§ Provided entries:
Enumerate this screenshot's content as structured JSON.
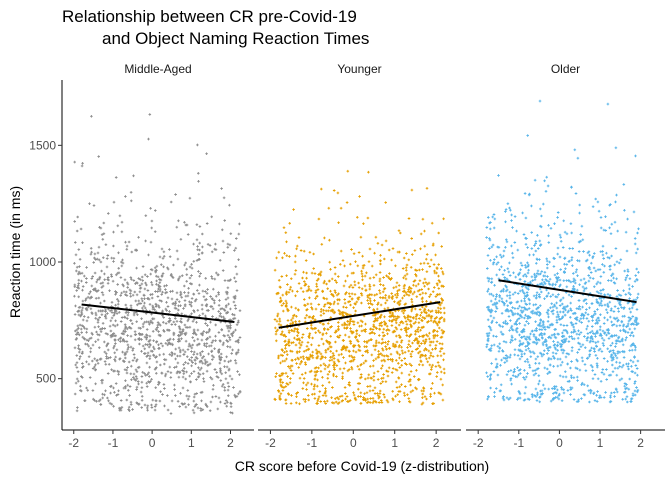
{
  "chart_data": {
    "type": "scatter",
    "title": "Relationship between CR pre-Covid-19\nand Object Naming Reaction Times",
    "xlabel": "CR score before Covid-19 (z-distribution)",
    "ylabel": "Reaction time (in ms)",
    "xlim": [
      -2.3,
      2.6
    ],
    "ylim": [
      280,
      1780
    ],
    "x_ticks": [
      -2,
      -1,
      0,
      1,
      2
    ],
    "y_ticks": [
      500,
      1000,
      1500
    ],
    "grid": false,
    "panels": [
      {
        "name": "Middle-Aged",
        "color": "#8c8c8c",
        "x_range": [
          -2.0,
          2.25
        ],
        "n_points": 1400,
        "center_rt": 720,
        "spread_rt": 190,
        "min_rt": 350,
        "max_rt": 1720,
        "trend": {
          "x": [
            -1.8,
            2.1
          ],
          "y": [
            818,
            743
          ]
        }
      },
      {
        "name": "Younger",
        "color": "#e69f00",
        "x_range": [
          -1.9,
          2.2
        ],
        "n_points": 1500,
        "center_rt": 705,
        "spread_rt": 170,
        "min_rt": 390,
        "max_rt": 1400,
        "trend": {
          "x": [
            -1.8,
            2.1
          ],
          "y": [
            718,
            828
          ]
        }
      },
      {
        "name": "Older",
        "color": "#56b4e9",
        "x_range": [
          -1.8,
          1.95
        ],
        "n_points": 1450,
        "center_rt": 760,
        "spread_rt": 200,
        "min_rt": 400,
        "max_rt": 1710,
        "trend": {
          "x": [
            -1.5,
            1.9
          ],
          "y": [
            922,
            828
          ]
        }
      }
    ]
  }
}
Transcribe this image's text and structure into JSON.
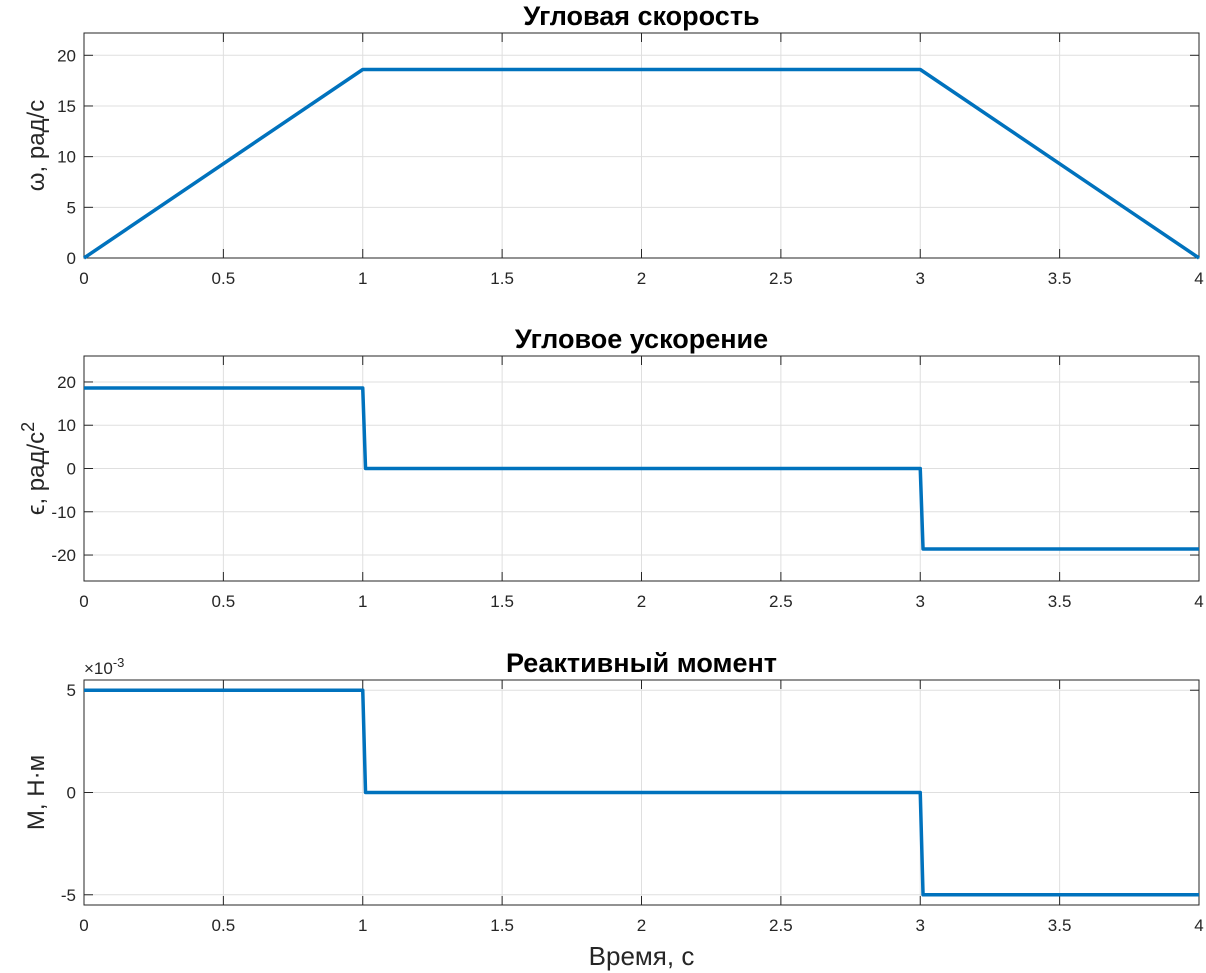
{
  "chart_data": [
    {
      "type": "line",
      "title": "Угловая скорость",
      "ylabel": "ω, рад/с",
      "xlabel": "",
      "xlim": [
        0,
        4
      ],
      "ylim": [
        0,
        22.2
      ],
      "xticks": [
        0,
        0.5,
        1,
        1.5,
        2,
        2.5,
        3,
        3.5,
        4
      ],
      "xtick_labels": [
        "0",
        "0.5",
        "1",
        "1.5",
        "2",
        "2.5",
        "3",
        "3.5",
        "4"
      ],
      "yticks": [
        0,
        5,
        10,
        15,
        20
      ],
      "ytick_labels": [
        "0",
        "5",
        "10",
        "15",
        "20"
      ],
      "grid": true,
      "series": [
        {
          "color": "#0072bd",
          "x": [
            0,
            1,
            3,
            4
          ],
          "y": [
            0,
            18.6,
            18.6,
            0
          ]
        }
      ]
    },
    {
      "type": "line",
      "title": "Угловое ускорение",
      "ylabel": "ϵ, рад/с²",
      "xlabel": "",
      "xlim": [
        0,
        4
      ],
      "ylim": [
        -26,
        26
      ],
      "xticks": [
        0,
        0.5,
        1,
        1.5,
        2,
        2.5,
        3,
        3.5,
        4
      ],
      "xtick_labels": [
        "0",
        "0.5",
        "1",
        "1.5",
        "2",
        "2.5",
        "3",
        "3.5",
        "4"
      ],
      "yticks": [
        -20,
        -10,
        0,
        10,
        20
      ],
      "ytick_labels": [
        "-20",
        "-10",
        "0",
        "10",
        "20"
      ],
      "grid": true,
      "series": [
        {
          "color": "#0072bd",
          "x": [
            0,
            1,
            1.01,
            3,
            3.01,
            4
          ],
          "y": [
            18.6,
            18.6,
            0,
            0,
            -18.6,
            -18.6
          ]
        }
      ]
    },
    {
      "type": "line",
      "title": "Реактивный момент",
      "ylabel": "M, Н·м",
      "xlabel": "Время, с",
      "exponent_label": "×10-3",
      "exponent_base": "×10",
      "exponent_power": "-3",
      "xlim": [
        0,
        4
      ],
      "ylim": [
        -0.0055,
        0.0055
      ],
      "xticks": [
        0,
        0.5,
        1,
        1.5,
        2,
        2.5,
        3,
        3.5,
        4
      ],
      "xtick_labels": [
        "0",
        "0.5",
        "1",
        "1.5",
        "2",
        "2.5",
        "3",
        "3.5",
        "4"
      ],
      "yticks": [
        -0.005,
        0,
        0.005
      ],
      "ytick_labels": [
        "-5",
        "0",
        "5"
      ],
      "grid": true,
      "series": [
        {
          "color": "#0072bd",
          "x": [
            0,
            1,
            1.01,
            3,
            3.01,
            4
          ],
          "y": [
            0.005,
            0.005,
            0,
            0,
            -0.005,
            -0.005
          ]
        }
      ]
    }
  ]
}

§ Stated goal:
Leave the pictures out and output the rest of the listing exactly.

§ Result for this exercise:
Enumerate this screenshot's content as structured JSON.
{
  "chart_data": {
    "type": "scatter",
    "title": "Relationship between CR pre-Covid-19\nand Object Naming Reaction Times",
    "xlabel": "CR score before Covid-19 (z-distribution)",
    "ylabel": "Reaction time (in ms)",
    "xlim": [
      -2.3,
      2.6
    ],
    "ylim": [
      280,
      1780
    ],
    "x_ticks": [
      -2,
      -1,
      0,
      1,
      2
    ],
    "y_ticks": [
      500,
      1000,
      1500
    ],
    "grid": false,
    "panels": [
      {
        "name": "Middle-Aged",
        "color": "#8c8c8c",
        "x_range": [
          -2.0,
          2.25
        ],
        "n_points": 1400,
        "center_rt": 720,
        "spread_rt": 190,
        "min_rt": 350,
        "max_rt": 1720,
        "trend": {
          "x": [
            -1.8,
            2.1
          ],
          "y": [
            818,
            743
          ]
        }
      },
      {
        "name": "Younger",
        "color": "#e69f00",
        "x_range": [
          -1.9,
          2.2
        ],
        "n_points": 1500,
        "center_rt": 705,
        "spread_rt": 170,
        "min_rt": 390,
        "max_rt": 1400,
        "trend": {
          "x": [
            -1.8,
            2.1
          ],
          "y": [
            718,
            828
          ]
        }
      },
      {
        "name": "Older",
        "color": "#56b4e9",
        "x_range": [
          -1.8,
          1.95
        ],
        "n_points": 1450,
        "center_rt": 760,
        "spread_rt": 200,
        "min_rt": 400,
        "max_rt": 1710,
        "trend": {
          "x": [
            -1.5,
            1.9
          ],
          "y": [
            922,
            828
          ]
        }
      }
    ]
  }
}
Transcribe this image's text and structure into JSON.
{
  "chart_data": [
    {
      "type": "line",
      "title": "Угловая скорость",
      "ylabel": "ω, рад/с",
      "xlabel": "",
      "xlim": [
        0,
        4
      ],
      "ylim": [
        0,
        22.2
      ],
      "xticks": [
        0,
        0.5,
        1,
        1.5,
        2,
        2.5,
        3,
        3.5,
        4
      ],
      "xtick_labels": [
        "0",
        "0.5",
        "1",
        "1.5",
        "2",
        "2.5",
        "3",
        "3.5",
        "4"
      ],
      "yticks": [
        0,
        5,
        10,
        15,
        20
      ],
      "ytick_labels": [
        "0",
        "5",
        "10",
        "15",
        "20"
      ],
      "grid": true,
      "series": [
        {
          "color": "#0072bd",
          "x": [
            0,
            1,
            3,
            4
          ],
          "y": [
            0,
            18.6,
            18.6,
            0
          ]
        }
      ]
    },
    {
      "type": "line",
      "title": "Угловое ускорение",
      "ylabel": "ϵ, рад/с²",
      "xlabel": "",
      "xlim": [
        0,
        4
      ],
      "ylim": [
        -26,
        26
      ],
      "xticks": [
        0,
        0.5,
        1,
        1.5,
        2,
        2.5,
        3,
        3.5,
        4
      ],
      "xtick_labels": [
        "0",
        "0.5",
        "1",
        "1.5",
        "2",
        "2.5",
        "3",
        "3.5",
        "4"
      ],
      "yticks": [
        -20,
        -10,
        0,
        10,
        20
      ],
      "ytick_labels": [
        "-20",
        "-10",
        "0",
        "10",
        "20"
      ],
      "grid": true,
      "series": [
        {
          "color": "#0072bd",
          "x": [
            0,
            1,
            1.01,
            3,
            3.01,
            4
          ],
          "y": [
            18.6,
            18.6,
            0,
            0,
            -18.6,
            -18.6
          ]
        }
      ]
    },
    {
      "type": "line",
      "title": "Реактивный момент",
      "ylabel": "M, Н·м",
      "xlabel": "Время, с",
      "exponent_label": "×10-3",
      "exponent_base": "×10",
      "exponent_power": "-3",
      "xlim": [
        0,
        4
      ],
      "ylim": [
        -0.0055,
        0.0055
      ],
      "xticks": [
        0,
        0.5,
        1,
        1.5,
        2,
        2.5,
        3,
        3.5,
        4
      ],
      "xtick_labels": [
        "0",
        "0.5",
        "1",
        "1.5",
        "2",
        "2.5",
        "3",
        "3.5",
        "4"
      ],
      "yticks": [
        -0.005,
        0,
        0.005
      ],
      "ytick_labels": [
        "-5",
        "0",
        "5"
      ],
      "grid": true,
      "series": [
        {
          "color": "#0072bd",
          "x": [
            0,
            1,
            1.01,
            3,
            3.01,
            4
          ],
          "y": [
            0.005,
            0.005,
            0,
            0,
            -0.005,
            -0.005
          ]
        }
      ]
    }
  ]
}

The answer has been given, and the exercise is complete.